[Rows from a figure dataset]
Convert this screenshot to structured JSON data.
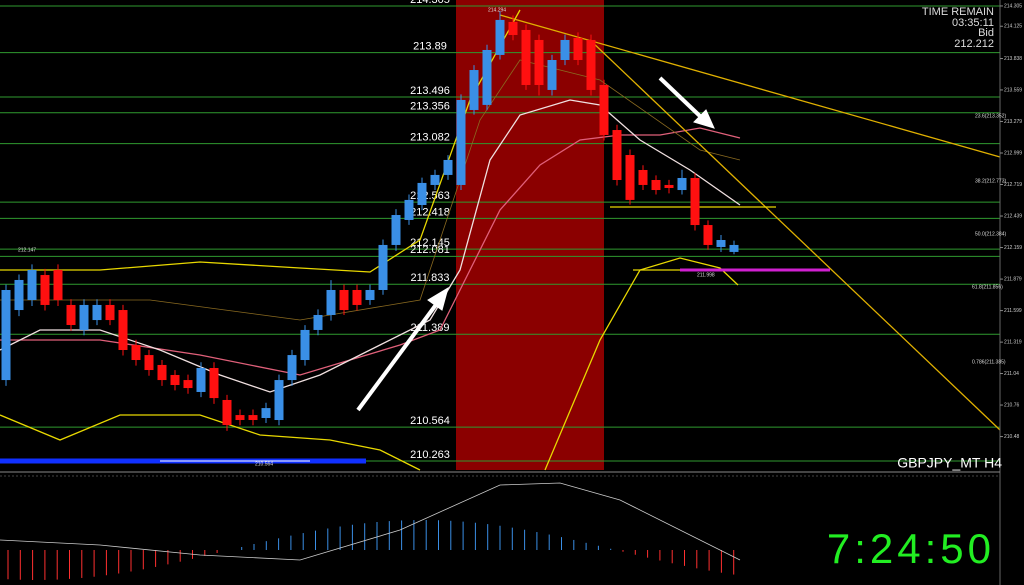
{
  "platform": {
    "timer_label": "TIME REMAIN",
    "timer_value": "03:35:11",
    "bid_label": "Bid",
    "bid_value": "212.212",
    "symbol": "GBPJPY_MT H4",
    "clock": "7:24:50"
  },
  "chart_data": {
    "type": "candlestick",
    "ylim": [
      210.183,
      214.358
    ],
    "yticks": [
      214.305,
      214.125,
      213.838,
      213.559,
      213.279,
      212.999,
      212.719,
      212.439,
      212.159,
      211.879,
      211.599,
      211.319,
      211.04,
      210.76,
      210.48
    ],
    "levels": [
      214.305,
      213.89,
      213.496,
      213.356,
      213.082,
      212.563,
      212.418,
      212.145,
      212.081,
      211.833,
      211.389,
      210.564,
      210.263
    ],
    "level_color": "#2f9a2f",
    "up_color": "#3a8fe6",
    "down_color": "#ff1010",
    "annotations": [
      "212.147",
      "214.294",
      "211.998",
      "210.564",
      "23.6(213.352)",
      "38.2(212.773)",
      "50.0(212.384)",
      "61.8(211.856)",
      "0.786(211.385)"
    ],
    "open": [
      210.982,
      211.604,
      211.693,
      211.915,
      211.96,
      211.649,
      211.427,
      211.515,
      211.649,
      211.604,
      211.293,
      211.204,
      211.116,
      211.027,
      210.982,
      210.876,
      211.089,
      210.805,
      210.671,
      210.671,
      210.645,
      210.627,
      210.982,
      211.16,
      211.427,
      211.56,
      211.782,
      211.782,
      211.693,
      211.782,
      212.182,
      212.404,
      212.537,
      212.715,
      212.804,
      212.715,
      213.381,
      213.426,
      213.87,
      214.163,
      214.092,
      214.003,
      213.559,
      213.825,
      214.021,
      214.003,
      213.603,
      213.203,
      212.981,
      212.848,
      212.759,
      212.715,
      212.67,
      212.777,
      212.359,
      212.164,
      212.12
    ],
    "high": [
      211.83,
      211.92,
      212.01,
      211.97,
      212.01,
      211.7,
      211.7,
      211.7,
      211.7,
      211.65,
      211.34,
      211.25,
      211.16,
      211.07,
      211.03,
      211.14,
      211.14,
      210.85,
      210.72,
      210.72,
      210.78,
      211.03,
      211.25,
      211.47,
      211.61,
      211.87,
      211.83,
      211.83,
      211.83,
      212.23,
      212.5,
      212.63,
      212.78,
      212.85,
      212.98,
      213.52,
      213.78,
      213.96,
      214.26,
      214.22,
      214.14,
      214.05,
      213.87,
      214.05,
      214.07,
      214.05,
      213.65,
      213.25,
      213.03,
      212.89,
      212.8,
      212.76,
      212.85,
      212.82,
      212.4,
      212.27,
      212.22
    ],
    "low": [
      210.93,
      211.55,
      211.64,
      211.6,
      211.64,
      211.42,
      211.38,
      211.47,
      211.47,
      211.2,
      211.11,
      211.02,
      210.93,
      210.89,
      210.86,
      210.83,
      210.77,
      210.53,
      210.58,
      210.58,
      210.6,
      210.58,
      210.93,
      211.11,
      211.38,
      211.51,
      211.56,
      211.6,
      211.65,
      211.74,
      212.13,
      212.36,
      212.49,
      212.67,
      212.76,
      212.67,
      213.34,
      213.38,
      213.83,
      214.0,
      213.56,
      213.51,
      213.51,
      213.78,
      213.78,
      213.51,
      213.11,
      212.71,
      212.54,
      212.67,
      212.63,
      212.64,
      212.63,
      212.31,
      212.14,
      212.12,
      212.1
    ],
    "close": [
      211.782,
      211.871,
      211.96,
      211.649,
      211.693,
      211.471,
      211.649,
      211.649,
      211.515,
      211.249,
      211.16,
      211.071,
      210.982,
      210.938,
      210.911,
      211.089,
      210.822,
      210.583,
      210.627,
      210.627,
      210.733,
      210.982,
      211.204,
      211.427,
      211.56,
      211.782,
      211.604,
      211.649,
      211.782,
      212.182,
      212.448,
      212.582,
      212.733,
      212.804,
      212.937,
      213.47,
      213.736,
      213.914,
      214.181,
      214.047,
      213.603,
      213.603,
      213.825,
      214.003,
      213.825,
      213.559,
      213.159,
      212.759,
      212.582,
      212.715,
      212.67,
      212.688,
      212.777,
      212.359,
      212.182,
      212.226,
      212.182
    ]
  }
}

- **Exercise**:
Write out again every line above exactly as given; the pictures do not belong in the copy.

- **Worked solution**:
Convert this screenshot to structured JSON data.
{
  "platform": {
    "timer_label": "TIME REMAIN",
    "timer_value": "03:35:11",
    "bid_label": "Bid",
    "bid_value": "212.212",
    "symbol": "GBPJPY_MT H4",
    "clock": "7:24:50"
  },
  "chart_data": {
    "type": "candlestick",
    "ylim": [
      210.183,
      214.358
    ],
    "yticks": [
      214.305,
      214.125,
      213.838,
      213.559,
      213.279,
      212.999,
      212.719,
      212.439,
      212.159,
      211.879,
      211.599,
      211.319,
      211.04,
      210.76,
      210.48
    ],
    "levels": [
      214.305,
      213.89,
      213.496,
      213.356,
      213.082,
      212.563,
      212.418,
      212.145,
      212.081,
      211.833,
      211.389,
      210.564,
      210.263
    ],
    "level_color": "#2f9a2f",
    "up_color": "#3a8fe6",
    "down_color": "#ff1010",
    "annotations": [
      "212.147",
      "214.294",
      "211.998",
      "210.564",
      "23.6(213.352)",
      "38.2(212.773)",
      "50.0(212.384)",
      "61.8(211.856)",
      "0.786(211.385)"
    ],
    "open": [
      210.982,
      211.604,
      211.693,
      211.915,
      211.96,
      211.649,
      211.427,
      211.515,
      211.649,
      211.604,
      211.293,
      211.204,
      211.116,
      211.027,
      210.982,
      210.876,
      211.089,
      210.805,
      210.671,
      210.671,
      210.645,
      210.627,
      210.982,
      211.16,
      211.427,
      211.56,
      211.782,
      211.782,
      211.693,
      211.782,
      212.182,
      212.404,
      212.537,
      212.715,
      212.804,
      212.715,
      213.381,
      213.426,
      213.87,
      214.163,
      214.092,
      214.003,
      213.559,
      213.825,
      214.021,
      214.003,
      213.603,
      213.203,
      212.981,
      212.848,
      212.759,
      212.715,
      212.67,
      212.777,
      212.359,
      212.164,
      212.12
    ],
    "high": [
      211.83,
      211.92,
      212.01,
      211.97,
      212.01,
      211.7,
      211.7,
      211.7,
      211.7,
      211.65,
      211.34,
      211.25,
      211.16,
      211.07,
      211.03,
      211.14,
      211.14,
      210.85,
      210.72,
      210.72,
      210.78,
      211.03,
      211.25,
      211.47,
      211.61,
      211.87,
      211.83,
      211.83,
      211.83,
      212.23,
      212.5,
      212.63,
      212.78,
      212.85,
      212.98,
      213.52,
      213.78,
      213.96,
      214.26,
      214.22,
      214.14,
      214.05,
      213.87,
      214.05,
      214.07,
      214.05,
      213.65,
      213.25,
      213.03,
      212.89,
      212.8,
      212.76,
      212.85,
      212.82,
      212.4,
      212.27,
      212.22
    ],
    "low": [
      210.93,
      211.55,
      211.64,
      211.6,
      211.64,
      211.42,
      211.38,
      211.47,
      211.47,
      211.2,
      211.11,
      211.02,
      210.93,
      210.89,
      210.86,
      210.83,
      210.77,
      210.53,
      210.58,
      210.58,
      210.6,
      210.58,
      210.93,
      211.11,
      211.38,
      211.51,
      211.56,
      211.6,
      211.65,
      211.74,
      212.13,
      212.36,
      212.49,
      212.67,
      212.76,
      212.67,
      213.34,
      213.38,
      213.83,
      214.0,
      213.56,
      213.51,
      213.51,
      213.78,
      213.78,
      213.51,
      213.11,
      212.71,
      212.54,
      212.67,
      212.63,
      212.64,
      212.63,
      212.31,
      212.14,
      212.12,
      212.1
    ],
    "close": [
      211.782,
      211.871,
      211.96,
      211.649,
      211.693,
      211.471,
      211.649,
      211.649,
      211.515,
      211.249,
      211.16,
      211.071,
      210.982,
      210.938,
      210.911,
      211.089,
      210.822,
      210.583,
      210.627,
      210.627,
      210.733,
      210.982,
      211.204,
      211.427,
      211.56,
      211.782,
      211.604,
      211.649,
      211.782,
      212.182,
      212.448,
      212.582,
      212.733,
      212.804,
      212.937,
      213.47,
      213.736,
      213.914,
      214.181,
      214.047,
      213.603,
      213.603,
      213.825,
      214.003,
      213.825,
      213.559,
      213.159,
      212.759,
      212.582,
      212.715,
      212.67,
      212.688,
      212.777,
      212.359,
      212.182,
      212.226,
      212.182
    ]
  }
}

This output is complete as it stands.